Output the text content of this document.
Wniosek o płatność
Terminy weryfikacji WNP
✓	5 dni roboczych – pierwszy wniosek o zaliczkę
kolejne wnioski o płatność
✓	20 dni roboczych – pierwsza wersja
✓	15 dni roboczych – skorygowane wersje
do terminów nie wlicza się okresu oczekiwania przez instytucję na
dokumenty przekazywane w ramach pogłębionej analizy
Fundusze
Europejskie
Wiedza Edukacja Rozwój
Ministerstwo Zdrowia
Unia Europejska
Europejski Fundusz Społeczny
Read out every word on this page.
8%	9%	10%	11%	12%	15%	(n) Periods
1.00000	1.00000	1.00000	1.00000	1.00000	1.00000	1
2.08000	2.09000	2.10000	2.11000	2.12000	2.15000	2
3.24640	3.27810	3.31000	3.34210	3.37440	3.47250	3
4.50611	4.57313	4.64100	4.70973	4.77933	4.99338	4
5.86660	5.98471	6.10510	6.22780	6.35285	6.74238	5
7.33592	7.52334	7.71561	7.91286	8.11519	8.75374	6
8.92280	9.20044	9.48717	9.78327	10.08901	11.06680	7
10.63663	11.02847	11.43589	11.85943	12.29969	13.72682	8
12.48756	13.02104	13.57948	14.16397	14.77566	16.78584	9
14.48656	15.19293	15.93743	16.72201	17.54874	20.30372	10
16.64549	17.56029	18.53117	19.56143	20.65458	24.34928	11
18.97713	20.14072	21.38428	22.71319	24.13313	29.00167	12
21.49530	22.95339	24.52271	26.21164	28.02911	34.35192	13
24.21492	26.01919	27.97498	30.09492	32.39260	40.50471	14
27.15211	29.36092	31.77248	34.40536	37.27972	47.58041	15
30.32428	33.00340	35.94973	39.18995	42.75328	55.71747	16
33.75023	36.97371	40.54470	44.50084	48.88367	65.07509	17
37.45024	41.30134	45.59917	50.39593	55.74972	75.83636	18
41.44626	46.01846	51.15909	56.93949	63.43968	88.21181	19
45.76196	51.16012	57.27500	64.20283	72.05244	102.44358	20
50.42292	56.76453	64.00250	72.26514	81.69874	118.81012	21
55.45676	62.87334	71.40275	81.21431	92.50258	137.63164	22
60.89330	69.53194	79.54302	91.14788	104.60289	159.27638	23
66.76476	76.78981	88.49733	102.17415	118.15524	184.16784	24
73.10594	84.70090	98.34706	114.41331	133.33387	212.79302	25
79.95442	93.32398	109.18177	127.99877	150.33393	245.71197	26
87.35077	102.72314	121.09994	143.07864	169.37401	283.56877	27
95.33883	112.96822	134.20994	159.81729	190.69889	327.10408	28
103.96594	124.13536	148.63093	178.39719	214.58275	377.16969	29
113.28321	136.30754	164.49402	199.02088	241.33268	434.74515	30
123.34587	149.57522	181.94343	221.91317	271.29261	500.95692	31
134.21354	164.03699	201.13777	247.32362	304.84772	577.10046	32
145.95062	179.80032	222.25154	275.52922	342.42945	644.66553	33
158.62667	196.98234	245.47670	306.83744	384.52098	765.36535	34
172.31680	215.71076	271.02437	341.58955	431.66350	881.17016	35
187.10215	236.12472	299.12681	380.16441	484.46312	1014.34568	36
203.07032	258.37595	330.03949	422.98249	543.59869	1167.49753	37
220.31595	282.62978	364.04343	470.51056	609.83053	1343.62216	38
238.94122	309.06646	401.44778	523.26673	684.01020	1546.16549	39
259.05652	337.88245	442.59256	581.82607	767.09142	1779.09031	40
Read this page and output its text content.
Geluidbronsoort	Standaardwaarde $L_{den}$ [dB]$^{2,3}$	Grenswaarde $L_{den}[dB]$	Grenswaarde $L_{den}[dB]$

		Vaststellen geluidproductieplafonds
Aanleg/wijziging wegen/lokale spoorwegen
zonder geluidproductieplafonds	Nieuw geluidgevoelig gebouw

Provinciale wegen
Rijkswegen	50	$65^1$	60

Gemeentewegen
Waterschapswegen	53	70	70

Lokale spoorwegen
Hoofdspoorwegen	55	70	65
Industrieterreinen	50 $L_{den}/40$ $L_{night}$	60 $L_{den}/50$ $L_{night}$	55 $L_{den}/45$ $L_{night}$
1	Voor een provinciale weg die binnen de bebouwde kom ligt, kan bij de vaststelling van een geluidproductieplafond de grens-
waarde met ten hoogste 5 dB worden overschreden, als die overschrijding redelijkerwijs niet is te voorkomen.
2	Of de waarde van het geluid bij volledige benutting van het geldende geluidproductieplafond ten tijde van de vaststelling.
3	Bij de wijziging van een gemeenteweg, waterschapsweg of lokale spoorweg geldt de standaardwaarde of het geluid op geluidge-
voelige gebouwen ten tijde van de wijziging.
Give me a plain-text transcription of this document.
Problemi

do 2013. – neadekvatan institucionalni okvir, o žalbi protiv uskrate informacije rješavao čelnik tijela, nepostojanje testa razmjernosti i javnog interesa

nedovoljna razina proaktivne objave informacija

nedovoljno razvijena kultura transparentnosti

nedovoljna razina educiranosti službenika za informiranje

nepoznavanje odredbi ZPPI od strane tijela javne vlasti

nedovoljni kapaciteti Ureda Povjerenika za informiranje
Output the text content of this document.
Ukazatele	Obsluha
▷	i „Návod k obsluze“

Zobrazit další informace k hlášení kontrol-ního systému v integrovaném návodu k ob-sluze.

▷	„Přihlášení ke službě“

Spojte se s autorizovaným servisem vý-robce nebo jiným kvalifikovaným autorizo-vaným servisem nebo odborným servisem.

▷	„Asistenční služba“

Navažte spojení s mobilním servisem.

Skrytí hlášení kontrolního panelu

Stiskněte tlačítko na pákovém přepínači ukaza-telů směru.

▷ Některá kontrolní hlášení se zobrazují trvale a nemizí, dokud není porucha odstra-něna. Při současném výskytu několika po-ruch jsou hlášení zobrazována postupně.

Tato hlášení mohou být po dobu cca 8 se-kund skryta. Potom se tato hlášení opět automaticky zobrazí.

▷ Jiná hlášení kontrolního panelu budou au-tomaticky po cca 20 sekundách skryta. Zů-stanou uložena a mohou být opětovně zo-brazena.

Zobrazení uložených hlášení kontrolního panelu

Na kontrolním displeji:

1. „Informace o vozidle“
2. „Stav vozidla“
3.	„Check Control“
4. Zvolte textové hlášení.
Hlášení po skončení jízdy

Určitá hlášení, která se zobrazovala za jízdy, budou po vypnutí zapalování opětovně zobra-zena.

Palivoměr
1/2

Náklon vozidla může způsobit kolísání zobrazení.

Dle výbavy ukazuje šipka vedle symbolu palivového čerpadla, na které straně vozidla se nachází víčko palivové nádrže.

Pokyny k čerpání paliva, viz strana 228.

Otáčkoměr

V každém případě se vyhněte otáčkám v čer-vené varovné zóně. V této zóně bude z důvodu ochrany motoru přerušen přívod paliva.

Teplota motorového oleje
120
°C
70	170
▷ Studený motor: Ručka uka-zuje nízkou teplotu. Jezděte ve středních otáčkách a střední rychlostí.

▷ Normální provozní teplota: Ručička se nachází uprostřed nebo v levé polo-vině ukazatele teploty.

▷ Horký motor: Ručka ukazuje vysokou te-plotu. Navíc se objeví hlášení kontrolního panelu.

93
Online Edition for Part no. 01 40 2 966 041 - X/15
- - - - -
What you need to do:
Extract each record, keeping it identical to the original.

Answer to the problem:
Output the text content of this document.
Wniosek o płatność
Terminy weryfikacji WNP
✓	5 dni roboczych – pierwszy wniosek o zaliczkę
kolejne wnioski o płatność
✓	20 dni roboczych – pierwsza wersja
✓	15 dni roboczych – skorygowane wersje
do terminów nie wlicza się okresu oczekiwania przez instytucję na
dokumenty przekazywane w ramach pogłębionej analizy
Fundusze
Europejskie
Wiedza Edukacja Rozwój
Ministerstwo Zdrowia
Unia Europejska
Europejski Fundusz Społeczny
Read out every word on this page.
8%	9%	10%	11%	12%	15%	(n) Periods
1.00000	1.00000	1.00000	1.00000	1.00000	1.00000	1
2.08000	2.09000	2.10000	2.11000	2.12000	2.15000	2
3.24640	3.27810	3.31000	3.34210	3.37440	3.47250	3
4.50611	4.57313	4.64100	4.70973	4.77933	4.99338	4
5.86660	5.98471	6.10510	6.22780	6.35285	6.74238	5
7.33592	7.52334	7.71561	7.91286	8.11519	8.75374	6
8.92280	9.20044	9.48717	9.78327	10.08901	11.06680	7
10.63663	11.02847	11.43589	11.85943	12.29969	13.72682	8
12.48756	13.02104	13.57948	14.16397	14.77566	16.78584	9
14.48656	15.19293	15.93743	16.72201	17.54874	20.30372	10
16.64549	17.56029	18.53117	19.56143	20.65458	24.34928	11
18.97713	20.14072	21.38428	22.71319	24.13313	29.00167	12
21.49530	22.95339	24.52271	26.21164	28.02911	34.35192	13
24.21492	26.01919	27.97498	30.09492	32.39260	40.50471	14
27.15211	29.36092	31.77248	34.40536	37.27972	47.58041	15
30.32428	33.00340	35.94973	39.18995	42.75328	55.71747	16
33.75023	36.97371	40.54470	44.50084	48.88367	65.07509	17
37.45024	41.30134	45.59917	50.39593	55.74972	75.83636	18
41.44626	46.01846	51.15909	56.93949	63.43968	88.21181	19
45.76196	51.16012	57.27500	64.20283	72.05244	102.44358	20
50.42292	56.76453	64.00250	72.26514	81.69874	118.81012	21
55.45676	62.87334	71.40275	81.21431	92.50258	137.63164	22
60.89330	69.53194	79.54302	91.14788	104.60289	159.27638	23
66.76476	76.78981	88.49733	102.17415	118.15524	184.16784	24
73.10594	84.70090	98.34706	114.41331	133.33387	212.79302	25
79.95442	93.32398	109.18177	127.99877	150.33393	245.71197	26
87.35077	102.72314	121.09994	143.07864	169.37401	283.56877	27
95.33883	112.96822	134.20994	159.81729	190.69889	327.10408	28
103.96594	124.13536	148.63093	178.39719	214.58275	377.16969	29
113.28321	136.30754	164.49402	199.02088	241.33268	434.74515	30
123.34587	149.57522	181.94343	221.91317	271.29261	500.95692	31
134.21354	164.03699	201.13777	247.32362	304.84772	577.10046	32
145.95062	179.80032	222.25154	275.52922	342.42945	644.66553	33
158.62667	196.98234	245.47670	306.83744	384.52098	765.36535	34
172.31680	215.71076	271.02437	341.58955	431.66350	881.17016	35
187.10215	236.12472	299.12681	380.16441	484.46312	1014.34568	36
203.07032	258.37595	330.03949	422.98249	543.59869	1167.49753	37
220.31595	282.62978	364.04343	470.51056	609.83053	1343.62216	38
238.94122	309.06646	401.44778	523.26673	684.01020	1546.16549	39
259.05652	337.88245	442.59256	581.82607	767.09142	1779.09031	40
Read this page and output its text content.
Geluidbronsoort	Standaardwaarde $L_{den}$ [dB]$^{2,3}$	Grenswaarde $L_{den}[dB]$	Grenswaarde $L_{den}[dB]$

		Vaststellen geluidproductieplafonds
Aanleg/wijziging wegen/lokale spoorwegen
zonder geluidproductieplafonds	Nieuw geluidgevoelig gebouw

Provinciale wegen
Rijkswegen	50	$65^1$	60

Gemeentewegen
Waterschapswegen	53	70	70

Lokale spoorwegen
Hoofdspoorwegen	55	70	65
Industrieterreinen	50 $L_{den}/40$ $L_{night}$	60 $L_{den}/50$ $L_{night}$	55 $L_{den}/45$ $L_{night}$
1	Voor een provinciale weg die binnen de bebouwde kom ligt, kan bij de vaststelling van een geluidproductieplafond de grens-
waarde met ten hoogste 5 dB worden overschreden, als die overschrijding redelijkerwijs niet is te voorkomen.
2	Of de waarde van het geluid bij volledige benutting van het geldende geluidproductieplafond ten tijde van de vaststelling.
3	Bij de wijziging van een gemeenteweg, waterschapsweg of lokale spoorweg geldt de standaardwaarde of het geluid op geluidge-
voelige gebouwen ten tijde van de wijziging.
Give me a plain-text transcription of this document.
Problemi

do 2013. – neadekvatan institucionalni okvir, o žalbi protiv uskrate informacije rješavao čelnik tijela, nepostojanje testa razmjernosti i javnog interesa

nedovoljna razina proaktivne objave informacija

nedovoljno razvijena kultura transparentnosti

nedovoljna razina educiranosti službenika za informiranje

nepoznavanje odredbi ZPPI od strane tijela javne vlasti

nedovoljni kapaciteti Ureda Povjerenika za informiranje
Output the text content of this document.
Ukazatele	Obsluha
▷	i „Návod k obsluze“

Zobrazit další informace k hlášení kontrol-ního systému v integrovaném návodu k ob-sluze.

▷	„Přihlášení ke službě“

Spojte se s autorizovaným servisem vý-robce nebo jiným kvalifikovaným autorizo-vaným servisem nebo odborným servisem.

▷	„Asistenční služba“

Navažte spojení s mobilním servisem.

Skrytí hlášení kontrolního panelu

Stiskněte tlačítko na pákovém přepínači ukaza-telů směru.

▷ Některá kontrolní hlášení se zobrazují trvale a nemizí, dokud není porucha odstra-něna. Při současném výskytu několika po-ruch jsou hlášení zobrazována postupně.

Tato hlášení mohou být po dobu cca 8 se-kund skryta. Potom se tato hlášení opět automaticky zobrazí.

▷ Jiná hlášení kontrolního panelu budou au-tomaticky po cca 20 sekundách skryta. Zů-stanou uložena a mohou být opětovně zo-brazena.

Zobrazení uložených hlášení kontrolního panelu

Na kontrolním displeji:

1. „Informace o vozidle“
2. „Stav vozidla“
3.	„Check Control“
4. Zvolte textové hlášení.
Hlášení po skončení jízdy

Určitá hlášení, která se zobrazovala za jízdy, budou po vypnutí zapalování opětovně zobra-zena.

Palivoměr
1/2

Náklon vozidla může způsobit kolísání zobrazení.

Dle výbavy ukazuje šipka vedle symbolu palivového čerpadla, na které straně vozidla se nachází víčko palivové nádrže.

Pokyny k čerpání paliva, viz strana 228.

Otáčkoměr

V každém případě se vyhněte otáčkám v čer-vené varovné zóně. V této zóně bude z důvodu ochrany motoru přerušen přívod paliva.

Teplota motorového oleje
120
°C
70	170
▷ Studený motor: Ručka uka-zuje nízkou teplotu. Jezděte ve středních otáčkách a střední rychlostí.

▷ Normální provozní teplota: Ručička se nachází uprostřed nebo v levé polo-vině ukazatele teploty.

▷ Horký motor: Ručka ukazuje vysokou te-plotu. Navíc se objeví hlášení kontrolního panelu.

93
Online Edition for Part no. 01 40 2 966 041 - X/15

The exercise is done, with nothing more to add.